_Required work_
Copy out the lines that have "Credits" in them.

Records from a dataset
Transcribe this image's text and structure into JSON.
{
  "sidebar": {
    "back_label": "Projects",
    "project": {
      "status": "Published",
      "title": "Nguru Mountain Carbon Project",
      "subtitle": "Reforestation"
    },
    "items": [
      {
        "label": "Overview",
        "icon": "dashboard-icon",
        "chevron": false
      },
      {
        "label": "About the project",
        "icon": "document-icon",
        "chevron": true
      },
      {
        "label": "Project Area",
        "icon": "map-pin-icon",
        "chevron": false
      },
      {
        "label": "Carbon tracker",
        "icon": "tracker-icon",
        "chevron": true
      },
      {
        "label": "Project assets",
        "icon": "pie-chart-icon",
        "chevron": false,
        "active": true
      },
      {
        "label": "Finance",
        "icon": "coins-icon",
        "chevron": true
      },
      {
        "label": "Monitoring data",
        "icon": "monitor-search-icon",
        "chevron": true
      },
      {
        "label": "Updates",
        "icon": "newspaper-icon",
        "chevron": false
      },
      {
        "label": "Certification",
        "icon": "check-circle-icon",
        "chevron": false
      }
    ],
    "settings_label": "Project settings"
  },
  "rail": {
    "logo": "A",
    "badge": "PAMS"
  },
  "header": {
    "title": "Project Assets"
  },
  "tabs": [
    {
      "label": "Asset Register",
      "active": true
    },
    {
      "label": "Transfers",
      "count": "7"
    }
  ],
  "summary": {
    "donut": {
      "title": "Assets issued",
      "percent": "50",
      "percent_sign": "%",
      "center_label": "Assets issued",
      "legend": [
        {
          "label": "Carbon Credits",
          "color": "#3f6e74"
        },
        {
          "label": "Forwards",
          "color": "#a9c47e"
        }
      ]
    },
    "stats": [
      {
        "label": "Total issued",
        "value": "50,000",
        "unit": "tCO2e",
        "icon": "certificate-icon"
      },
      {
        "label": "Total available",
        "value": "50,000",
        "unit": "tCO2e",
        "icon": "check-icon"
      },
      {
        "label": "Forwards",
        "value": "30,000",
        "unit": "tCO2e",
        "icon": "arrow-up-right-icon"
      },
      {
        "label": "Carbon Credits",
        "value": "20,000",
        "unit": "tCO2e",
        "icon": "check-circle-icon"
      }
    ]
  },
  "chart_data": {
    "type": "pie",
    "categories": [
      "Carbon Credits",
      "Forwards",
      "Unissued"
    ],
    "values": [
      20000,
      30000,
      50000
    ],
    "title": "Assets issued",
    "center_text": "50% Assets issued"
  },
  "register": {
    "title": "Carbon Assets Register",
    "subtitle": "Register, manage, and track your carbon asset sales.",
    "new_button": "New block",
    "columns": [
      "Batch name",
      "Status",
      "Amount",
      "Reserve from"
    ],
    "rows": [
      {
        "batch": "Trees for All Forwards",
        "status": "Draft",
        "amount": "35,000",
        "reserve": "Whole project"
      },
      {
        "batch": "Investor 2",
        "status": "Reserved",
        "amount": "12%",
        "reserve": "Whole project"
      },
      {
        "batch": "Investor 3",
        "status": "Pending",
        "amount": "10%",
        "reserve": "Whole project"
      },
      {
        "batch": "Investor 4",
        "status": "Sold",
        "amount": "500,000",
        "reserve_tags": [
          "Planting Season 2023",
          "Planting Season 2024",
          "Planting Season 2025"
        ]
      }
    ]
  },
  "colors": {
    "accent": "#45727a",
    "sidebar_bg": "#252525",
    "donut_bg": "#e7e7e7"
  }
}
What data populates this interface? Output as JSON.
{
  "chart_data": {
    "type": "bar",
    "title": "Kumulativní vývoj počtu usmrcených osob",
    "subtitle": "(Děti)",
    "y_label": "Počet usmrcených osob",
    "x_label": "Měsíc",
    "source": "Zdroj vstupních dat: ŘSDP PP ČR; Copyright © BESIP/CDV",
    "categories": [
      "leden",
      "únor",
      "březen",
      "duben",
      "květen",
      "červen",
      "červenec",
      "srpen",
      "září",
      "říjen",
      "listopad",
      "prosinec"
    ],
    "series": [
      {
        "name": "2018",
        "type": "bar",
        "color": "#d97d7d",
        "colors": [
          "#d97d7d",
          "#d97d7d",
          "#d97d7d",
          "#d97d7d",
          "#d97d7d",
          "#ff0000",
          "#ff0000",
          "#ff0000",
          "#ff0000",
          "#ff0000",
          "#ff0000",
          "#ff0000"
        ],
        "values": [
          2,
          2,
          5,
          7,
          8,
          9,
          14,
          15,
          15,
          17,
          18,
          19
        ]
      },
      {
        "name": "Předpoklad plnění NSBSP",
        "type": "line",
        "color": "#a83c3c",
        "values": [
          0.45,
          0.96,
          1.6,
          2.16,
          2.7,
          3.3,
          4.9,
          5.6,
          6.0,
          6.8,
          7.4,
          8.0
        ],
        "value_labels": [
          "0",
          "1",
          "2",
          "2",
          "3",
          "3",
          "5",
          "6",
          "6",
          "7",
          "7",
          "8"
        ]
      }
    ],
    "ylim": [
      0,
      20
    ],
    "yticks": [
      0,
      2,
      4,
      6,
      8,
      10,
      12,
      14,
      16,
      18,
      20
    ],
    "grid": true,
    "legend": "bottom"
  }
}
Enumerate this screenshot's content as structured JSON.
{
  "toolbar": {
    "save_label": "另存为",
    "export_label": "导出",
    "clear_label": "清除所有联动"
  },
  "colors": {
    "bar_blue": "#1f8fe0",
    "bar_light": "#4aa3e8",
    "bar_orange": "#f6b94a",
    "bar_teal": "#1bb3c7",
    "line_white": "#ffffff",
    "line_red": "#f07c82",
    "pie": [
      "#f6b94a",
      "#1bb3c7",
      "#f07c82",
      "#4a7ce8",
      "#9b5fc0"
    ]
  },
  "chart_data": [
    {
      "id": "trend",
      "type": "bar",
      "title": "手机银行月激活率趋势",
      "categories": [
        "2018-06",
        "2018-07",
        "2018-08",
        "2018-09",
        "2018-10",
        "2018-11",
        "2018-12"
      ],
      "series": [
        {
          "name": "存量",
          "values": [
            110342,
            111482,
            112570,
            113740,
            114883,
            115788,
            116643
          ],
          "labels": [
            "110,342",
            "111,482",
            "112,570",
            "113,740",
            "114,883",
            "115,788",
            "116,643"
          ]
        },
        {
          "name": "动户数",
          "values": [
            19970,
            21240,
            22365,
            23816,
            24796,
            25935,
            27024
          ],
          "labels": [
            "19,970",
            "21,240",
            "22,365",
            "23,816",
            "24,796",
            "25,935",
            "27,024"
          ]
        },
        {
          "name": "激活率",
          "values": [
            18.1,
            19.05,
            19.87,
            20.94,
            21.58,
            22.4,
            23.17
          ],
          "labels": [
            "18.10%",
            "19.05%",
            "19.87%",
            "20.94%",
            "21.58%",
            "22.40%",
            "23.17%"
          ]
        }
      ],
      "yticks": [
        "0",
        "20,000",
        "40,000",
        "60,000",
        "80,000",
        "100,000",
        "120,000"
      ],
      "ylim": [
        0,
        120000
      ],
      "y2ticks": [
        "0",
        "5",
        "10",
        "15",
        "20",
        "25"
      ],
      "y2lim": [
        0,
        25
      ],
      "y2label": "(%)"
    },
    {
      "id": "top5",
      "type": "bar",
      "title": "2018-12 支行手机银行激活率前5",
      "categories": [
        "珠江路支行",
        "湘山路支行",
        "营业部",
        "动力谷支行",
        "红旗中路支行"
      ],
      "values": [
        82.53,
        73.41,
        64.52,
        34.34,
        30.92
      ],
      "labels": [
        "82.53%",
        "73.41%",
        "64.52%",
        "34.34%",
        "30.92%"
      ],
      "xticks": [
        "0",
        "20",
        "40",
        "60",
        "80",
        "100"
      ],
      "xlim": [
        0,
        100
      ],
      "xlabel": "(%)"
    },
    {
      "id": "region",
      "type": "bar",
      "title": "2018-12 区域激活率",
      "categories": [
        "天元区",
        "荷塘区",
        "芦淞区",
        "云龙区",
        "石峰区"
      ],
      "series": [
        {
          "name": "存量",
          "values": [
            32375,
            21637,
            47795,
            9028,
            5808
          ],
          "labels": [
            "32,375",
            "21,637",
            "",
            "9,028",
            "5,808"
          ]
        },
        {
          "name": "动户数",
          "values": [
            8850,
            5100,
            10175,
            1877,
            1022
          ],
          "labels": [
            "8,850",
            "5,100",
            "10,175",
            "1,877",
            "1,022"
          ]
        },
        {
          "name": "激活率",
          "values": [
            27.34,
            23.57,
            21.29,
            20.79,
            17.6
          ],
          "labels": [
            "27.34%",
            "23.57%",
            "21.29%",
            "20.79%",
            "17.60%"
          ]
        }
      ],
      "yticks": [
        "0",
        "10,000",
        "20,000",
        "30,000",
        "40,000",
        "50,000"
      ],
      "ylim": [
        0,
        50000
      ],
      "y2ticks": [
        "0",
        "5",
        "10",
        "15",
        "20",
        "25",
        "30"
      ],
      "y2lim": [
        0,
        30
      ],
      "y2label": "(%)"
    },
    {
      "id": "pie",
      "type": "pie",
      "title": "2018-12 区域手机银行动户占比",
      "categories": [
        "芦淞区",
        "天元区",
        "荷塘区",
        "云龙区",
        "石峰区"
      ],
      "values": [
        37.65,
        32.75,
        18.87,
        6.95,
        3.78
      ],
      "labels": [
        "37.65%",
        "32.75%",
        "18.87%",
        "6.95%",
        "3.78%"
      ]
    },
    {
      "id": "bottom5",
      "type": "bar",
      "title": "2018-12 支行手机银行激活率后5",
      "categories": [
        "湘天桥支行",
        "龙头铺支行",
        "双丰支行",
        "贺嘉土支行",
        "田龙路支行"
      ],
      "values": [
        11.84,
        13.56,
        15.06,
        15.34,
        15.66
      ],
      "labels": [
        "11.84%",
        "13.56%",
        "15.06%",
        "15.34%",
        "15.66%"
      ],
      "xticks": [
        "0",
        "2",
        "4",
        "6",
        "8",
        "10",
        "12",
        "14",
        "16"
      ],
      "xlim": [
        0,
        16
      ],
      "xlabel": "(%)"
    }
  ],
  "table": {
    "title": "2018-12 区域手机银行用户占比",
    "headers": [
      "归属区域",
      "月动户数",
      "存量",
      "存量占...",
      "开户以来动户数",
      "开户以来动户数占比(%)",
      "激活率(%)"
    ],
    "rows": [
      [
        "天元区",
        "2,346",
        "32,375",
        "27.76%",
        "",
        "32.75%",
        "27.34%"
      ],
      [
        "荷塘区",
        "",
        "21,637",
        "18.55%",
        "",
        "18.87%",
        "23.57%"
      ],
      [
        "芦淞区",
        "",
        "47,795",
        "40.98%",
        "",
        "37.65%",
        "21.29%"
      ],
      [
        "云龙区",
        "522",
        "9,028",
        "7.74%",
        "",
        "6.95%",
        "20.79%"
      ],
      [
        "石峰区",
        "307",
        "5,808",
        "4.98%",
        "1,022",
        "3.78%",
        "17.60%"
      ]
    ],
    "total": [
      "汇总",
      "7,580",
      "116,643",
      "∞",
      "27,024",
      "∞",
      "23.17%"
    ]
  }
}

_Answer to the exercise_
          "label": "Carbon Credits",
        "label": "Carbon Credits",
      "Carbon Credits",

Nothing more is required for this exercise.